Source document:
But all the bodies eventually float by. Podcasts, blogs, even social media accounts – the most ephemeral of engagements – often dry up as after a while you kinda run out of things to say about whiskey, or you run out of the energy required to keep going. Shared blogs tend to collapse under their own weight as people fall out, or life takes over, podcasts run out of people to talk to, and all the discourse runs out of steam because you end up saying the same things about the same products (I am certainly guilty of that). The mainstream press is also guilty of the same – this time of year there is a crescendo of Irish whiskey coverage and much of it fails to ask the tough question – after Jameson, what now, after America, where then, after the slump, who survives? It probably says a lot about where Irish whiskey is that we don’t have the same rich discourse that Scotch or Bourbon have, and we are poorer for it.
I got a reminder from WordPress that they have been hosting my dithering for ten years now, but for the most part I have only managed a few posts a year since Covid hit. My joy and enthusiasm in the earlier posts when I was just starting to write about Irish whiskey has waned and for the most part I look at the category now with a pretty jaundiced eye. I think there are many structural weaknesses in the sector and I can’t fix them nor can I find anyone else who wants to as much as I. A few years back I wrote a piece about how bright the future would be when we had a rich ecosystem of bloggers, but what we have now is a lot of DM-for-collab style influencers and others who are really just outsourced marketing for the industry. When brands and producers become clients, your words lose value.

Your tasks:
A: Return the section of the Irish whiskey passage starting with "I got a reminder" and going on through "words lose value.", word for word.
B: Carry the Irish whiskey passage further, beginning right after its final sentence.
The rows have no part in this.

Material provided:
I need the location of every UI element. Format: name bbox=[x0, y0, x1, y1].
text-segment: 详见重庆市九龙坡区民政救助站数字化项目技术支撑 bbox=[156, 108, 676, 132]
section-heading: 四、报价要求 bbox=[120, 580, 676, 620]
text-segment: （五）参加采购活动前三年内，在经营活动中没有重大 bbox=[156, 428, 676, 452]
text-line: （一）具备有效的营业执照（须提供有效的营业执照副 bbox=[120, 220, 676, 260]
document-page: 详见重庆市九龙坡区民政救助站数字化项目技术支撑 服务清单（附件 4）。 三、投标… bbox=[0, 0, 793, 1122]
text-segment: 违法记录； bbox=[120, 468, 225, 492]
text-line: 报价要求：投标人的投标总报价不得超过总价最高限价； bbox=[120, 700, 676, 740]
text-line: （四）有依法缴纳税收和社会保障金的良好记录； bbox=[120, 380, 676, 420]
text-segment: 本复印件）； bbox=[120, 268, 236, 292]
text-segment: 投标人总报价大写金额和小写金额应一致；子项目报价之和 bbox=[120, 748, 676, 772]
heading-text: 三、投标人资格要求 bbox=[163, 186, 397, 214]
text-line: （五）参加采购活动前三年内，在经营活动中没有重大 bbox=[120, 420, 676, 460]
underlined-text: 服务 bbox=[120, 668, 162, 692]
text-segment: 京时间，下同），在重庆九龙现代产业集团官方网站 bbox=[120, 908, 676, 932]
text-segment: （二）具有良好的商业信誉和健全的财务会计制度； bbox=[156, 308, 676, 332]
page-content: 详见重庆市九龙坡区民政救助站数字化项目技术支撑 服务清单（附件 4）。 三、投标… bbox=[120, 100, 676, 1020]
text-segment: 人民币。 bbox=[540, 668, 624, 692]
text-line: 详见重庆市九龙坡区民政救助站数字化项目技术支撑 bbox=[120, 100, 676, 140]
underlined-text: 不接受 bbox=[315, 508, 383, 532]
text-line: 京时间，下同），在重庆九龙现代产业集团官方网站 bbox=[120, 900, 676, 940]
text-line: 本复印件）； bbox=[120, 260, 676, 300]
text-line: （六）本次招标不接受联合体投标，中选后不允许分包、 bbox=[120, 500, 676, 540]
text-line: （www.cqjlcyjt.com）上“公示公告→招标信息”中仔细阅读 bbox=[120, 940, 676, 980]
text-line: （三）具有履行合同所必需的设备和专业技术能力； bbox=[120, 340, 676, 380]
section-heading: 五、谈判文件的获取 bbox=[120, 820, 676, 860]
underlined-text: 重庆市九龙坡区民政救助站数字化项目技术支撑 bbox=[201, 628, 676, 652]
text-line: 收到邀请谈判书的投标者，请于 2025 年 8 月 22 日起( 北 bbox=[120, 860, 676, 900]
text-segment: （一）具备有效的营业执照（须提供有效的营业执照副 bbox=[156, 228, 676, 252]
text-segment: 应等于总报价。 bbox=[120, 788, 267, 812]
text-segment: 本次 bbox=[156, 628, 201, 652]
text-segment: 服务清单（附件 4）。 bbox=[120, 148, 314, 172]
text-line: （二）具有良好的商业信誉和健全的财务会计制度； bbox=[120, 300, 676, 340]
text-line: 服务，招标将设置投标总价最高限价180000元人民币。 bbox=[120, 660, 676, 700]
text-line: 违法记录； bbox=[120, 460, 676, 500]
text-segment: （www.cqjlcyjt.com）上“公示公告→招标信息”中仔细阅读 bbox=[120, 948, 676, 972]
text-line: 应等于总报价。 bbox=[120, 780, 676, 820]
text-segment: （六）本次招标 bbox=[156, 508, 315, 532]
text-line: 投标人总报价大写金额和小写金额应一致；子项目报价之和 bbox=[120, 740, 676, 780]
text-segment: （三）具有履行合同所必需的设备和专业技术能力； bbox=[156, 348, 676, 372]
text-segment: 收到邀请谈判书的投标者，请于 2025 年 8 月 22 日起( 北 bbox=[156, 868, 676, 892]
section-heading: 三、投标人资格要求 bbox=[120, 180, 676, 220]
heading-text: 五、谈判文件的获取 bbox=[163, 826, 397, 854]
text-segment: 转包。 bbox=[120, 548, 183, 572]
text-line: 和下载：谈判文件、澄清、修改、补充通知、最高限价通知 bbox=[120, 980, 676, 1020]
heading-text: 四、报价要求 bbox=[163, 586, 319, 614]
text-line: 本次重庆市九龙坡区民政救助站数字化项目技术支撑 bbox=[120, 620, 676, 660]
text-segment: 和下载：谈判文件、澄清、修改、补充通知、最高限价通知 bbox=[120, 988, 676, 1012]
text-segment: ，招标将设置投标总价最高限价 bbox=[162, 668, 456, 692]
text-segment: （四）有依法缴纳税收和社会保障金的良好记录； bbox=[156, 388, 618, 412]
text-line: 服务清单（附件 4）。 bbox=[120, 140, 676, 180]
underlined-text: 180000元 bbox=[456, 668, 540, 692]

Answer list:
A:
I got a reminder from WordPress that they have been hosting my dithering for ten years now, but for the most part I have only managed a few posts a year since Covid hit. My joy and enthusiasm in the earlier posts when I was just starting to write about Irish whiskey has waned and for the most part I look at the category now with a pretty jaundiced eye. I think there are many structural weaknesses in the sector and I can’t fix them nor can I find anyone else who wants to as much as I. A few years back I wrote a piece about how bright the future would be when we had a rich ecosystem of bloggers, but what we have now is a lot of DM-for-collab style influencers and others who are really just outsourced marketing for the industry. When brands and producers become clients, your words lose value.

B:
Will this blog exist in another ten years, will I still be posting about Irish whiskey, or will it all dry up and blow away as many whiskey blogs do? I still spend more time thinking about the stuff than I do drinking it, and even with a reduced output I still spend more time writing about it than drinking it, so there is life in the old dog yet. The grim times we now inhabit have actually got me interested in it again – the decade of backslapping is over, and it’s time to take stock – can we use this moment to improve the offering, what do people want from Irish whiskey, is it simply whiskey from Ireland or is there more to it, to us? Have we been coasting on our charm, our national identity, in one market and can we replicate that success elsewhere? How do you pitch Irish whiskey to someone in Asia, Africa, South America – do we continue to trade on the shamrocks and shillelaghs, or forty shades of green? Is ‘Brand Ireland’ that well known?
The Scots have single malt, what do we have? Single pot still is too complicated and the name alone gives me a headache, as, aside from anything, it kinda implies that it is made using only one still, or is distilled only once, or that all other Irish whiskey is column distilled. And once you have explained that the name doesn’t mean what you think it means, you get to bore people into submission with a talk about 18th century cereal taxation policy.
Maybe the shakeout of the category is a good time to reflect on what Irish whiskey needs to be. We spent too long pushing ourselves as ‘not Scotch’ (even the single pot still spiel begins with, ‘well you know single malt right…’) and need to find an identity beyond that. Unpeated, triple distilled and smooth were all part of the not-scotch pitch, so what is Irish whiskey now?